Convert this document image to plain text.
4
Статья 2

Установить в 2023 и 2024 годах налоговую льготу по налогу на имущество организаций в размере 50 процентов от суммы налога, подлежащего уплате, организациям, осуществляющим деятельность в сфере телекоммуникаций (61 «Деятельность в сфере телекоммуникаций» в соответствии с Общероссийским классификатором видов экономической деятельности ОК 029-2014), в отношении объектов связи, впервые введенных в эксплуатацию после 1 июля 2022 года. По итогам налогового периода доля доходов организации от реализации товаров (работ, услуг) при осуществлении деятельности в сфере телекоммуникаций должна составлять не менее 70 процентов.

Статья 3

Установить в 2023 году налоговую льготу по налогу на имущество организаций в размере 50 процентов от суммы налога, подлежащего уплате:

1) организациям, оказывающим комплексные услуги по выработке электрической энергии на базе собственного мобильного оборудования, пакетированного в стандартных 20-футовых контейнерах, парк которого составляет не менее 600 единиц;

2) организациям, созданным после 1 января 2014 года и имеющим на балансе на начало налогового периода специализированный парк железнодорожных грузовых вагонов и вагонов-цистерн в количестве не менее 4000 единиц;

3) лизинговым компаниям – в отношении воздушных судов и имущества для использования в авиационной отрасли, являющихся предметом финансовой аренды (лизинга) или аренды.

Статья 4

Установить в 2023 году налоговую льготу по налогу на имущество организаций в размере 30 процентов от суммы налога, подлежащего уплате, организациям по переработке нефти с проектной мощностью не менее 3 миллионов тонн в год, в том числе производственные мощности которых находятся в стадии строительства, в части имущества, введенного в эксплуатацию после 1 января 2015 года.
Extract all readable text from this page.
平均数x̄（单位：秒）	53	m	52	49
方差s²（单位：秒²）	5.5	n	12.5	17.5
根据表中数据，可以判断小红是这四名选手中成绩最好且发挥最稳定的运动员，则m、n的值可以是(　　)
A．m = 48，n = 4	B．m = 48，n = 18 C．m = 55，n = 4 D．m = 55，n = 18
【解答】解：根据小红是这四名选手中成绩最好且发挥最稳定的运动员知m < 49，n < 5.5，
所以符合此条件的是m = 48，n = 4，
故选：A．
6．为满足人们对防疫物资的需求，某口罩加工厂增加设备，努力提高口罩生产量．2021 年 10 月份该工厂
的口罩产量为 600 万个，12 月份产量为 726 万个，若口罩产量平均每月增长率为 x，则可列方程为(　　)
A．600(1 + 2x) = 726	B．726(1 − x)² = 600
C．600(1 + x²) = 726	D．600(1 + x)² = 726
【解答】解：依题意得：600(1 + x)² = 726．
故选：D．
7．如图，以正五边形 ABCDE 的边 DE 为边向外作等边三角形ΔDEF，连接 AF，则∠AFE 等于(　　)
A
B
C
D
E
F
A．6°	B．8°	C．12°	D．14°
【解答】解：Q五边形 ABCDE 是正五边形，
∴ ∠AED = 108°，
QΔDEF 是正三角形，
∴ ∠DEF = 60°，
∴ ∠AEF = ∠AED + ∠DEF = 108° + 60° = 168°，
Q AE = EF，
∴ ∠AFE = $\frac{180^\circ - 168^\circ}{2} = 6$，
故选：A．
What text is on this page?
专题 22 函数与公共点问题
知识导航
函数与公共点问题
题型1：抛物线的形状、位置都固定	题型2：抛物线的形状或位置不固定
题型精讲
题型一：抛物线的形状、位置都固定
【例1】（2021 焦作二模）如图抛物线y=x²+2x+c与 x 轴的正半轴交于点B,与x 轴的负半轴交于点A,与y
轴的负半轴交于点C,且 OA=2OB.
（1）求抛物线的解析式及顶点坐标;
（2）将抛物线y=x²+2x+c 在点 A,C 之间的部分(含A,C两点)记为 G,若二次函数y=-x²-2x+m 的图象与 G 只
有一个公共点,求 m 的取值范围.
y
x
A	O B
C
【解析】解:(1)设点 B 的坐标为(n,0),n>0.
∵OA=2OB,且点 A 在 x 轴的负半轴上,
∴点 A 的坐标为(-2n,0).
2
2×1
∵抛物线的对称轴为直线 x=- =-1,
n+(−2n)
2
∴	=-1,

- [The request] All of the data shown above must be copied exactly.

- [Reply to the exercise]
Convert this document image to plain text.
4
Статья 2

Установить в 2023 и 2024 годах налоговую льготу по налогу на имущество организаций в размере 50 процентов от суммы налога, подлежащего уплате, организациям, осуществляющим деятельность в сфере телекоммуникаций (61 «Деятельность в сфере телекоммуникаций» в соответствии с Общероссийским классификатором видов экономической деятельности ОК 029-2014), в отношении объектов связи, впервые введенных в эксплуатацию после 1 июля 2022 года. По итогам налогового периода доля доходов организации от реализации товаров (работ, услуг) при осуществлении деятельности в сфере телекоммуникаций должна составлять не менее 70 процентов.

Статья 3

Установить в 2023 году налоговую льготу по налогу на имущество организаций в размере 50 процентов от суммы налога, подлежащего уплате:

1) организациям, оказывающим комплексные услуги по выработке электрической энергии на базе собственного мобильного оборудования, пакетированного в стандартных 20-футовых контейнерах, парк которого составляет не менее 600 единиц;

2) организациям, созданным после 1 января 2014 года и имеющим на балансе на начало налогового периода специализированный парк железнодорожных грузовых вагонов и вагонов-цистерн в количестве не менее 4000 единиц;

3) лизинговым компаниям – в отношении воздушных судов и имущества для использования в авиационной отрасли, являющихся предметом финансовой аренды (лизинга) или аренды.

Статья 4

Установить в 2023 году налоговую льготу по налогу на имущество организаций в размере 30 процентов от суммы налога, подлежащего уплате, организациям по переработке нефти с проектной мощностью не менее 3 миллионов тонн в год, в том числе производственные мощности которых находятся в стадии строительства, в части имущества, введенного в эксплуатацию после 1 января 2015 года.
Extract all readable text from this page.
平均数x̄（单位：秒）	53	m	52	49
方差s²（单位：秒²）	5.5	n	12.5	17.5
根据表中数据，可以判断小红是这四名选手中成绩最好且发挥最稳定的运动员，则m、n的值可以是(　　)
A．m = 48，n = 4	B．m = 48，n = 18 C．m = 55，n = 4 D．m = 55，n = 18
【解答】解：根据小红是这四名选手中成绩最好且发挥最稳定的运动员知m < 49，n < 5.5，
所以符合此条件的是m = 48，n = 4，
故选：A．
6．为满足人们对防疫物资的需求，某口罩加工厂增加设备，努力提高口罩生产量．2021 年 10 月份该工厂
的口罩产量为 600 万个，12 月份产量为 726 万个，若口罩产量平均每月增长率为 x，则可列方程为(　　)
A．600(1 + 2x) = 726	B．726(1 − x)² = 600
C．600(1 + x²) = 726	D．600(1 + x)² = 726
【解答】解：依题意得：600(1 + x)² = 726．
故选：D．
7．如图，以正五边形 ABCDE 的边 DE 为边向外作等边三角形ΔDEF，连接 AF，则∠AFE 等于(　　)
A
B
C
D
E
F
A．6°	B．8°	C．12°	D．14°
【解答】解：Q五边形 ABCDE 是正五边形，
∴ ∠AED = 108°，
QΔDEF 是正三角形，
∴ ∠DEF = 60°，
∴ ∠AEF = ∠AED + ∠DEF = 108° + 60° = 168°，
Q AE = EF，
∴ ∠AFE = $\frac{180^\circ - 168^\circ}{2} = 6$，
故选：A．
What text is on this page?
专题 22 函数与公共点问题
知识导航
函数与公共点问题
题型1：抛物线的形状、位置都固定	题型2：抛物线的形状或位置不固定
题型精讲
题型一：抛物线的形状、位置都固定
【例1】（2021 焦作二模）如图抛物线y=x²+2x+c与 x 轴的正半轴交于点B,与x 轴的负半轴交于点A,与y
轴的负半轴交于点C,且 OA=2OB.
（1）求抛物线的解析式及顶点坐标;
（2）将抛物线y=x²+2x+c 在点 A,C 之间的部分(含A,C两点)记为 G,若二次函数y=-x²-2x+m 的图象与 G 只
有一个公共点,求 m 的取值范围.
y
x
A	O B
C
【解析】解:(1)设点 B 的坐标为(n,0),n>0.
∵OA=2OB,且点 A 在 x 轴的负半轴上,
∴点 A 的坐标为(-2n,0).
2
2×1
∵抛物线的对称轴为直线 x=- =-1,
n+(−2n)
2
∴	=-1,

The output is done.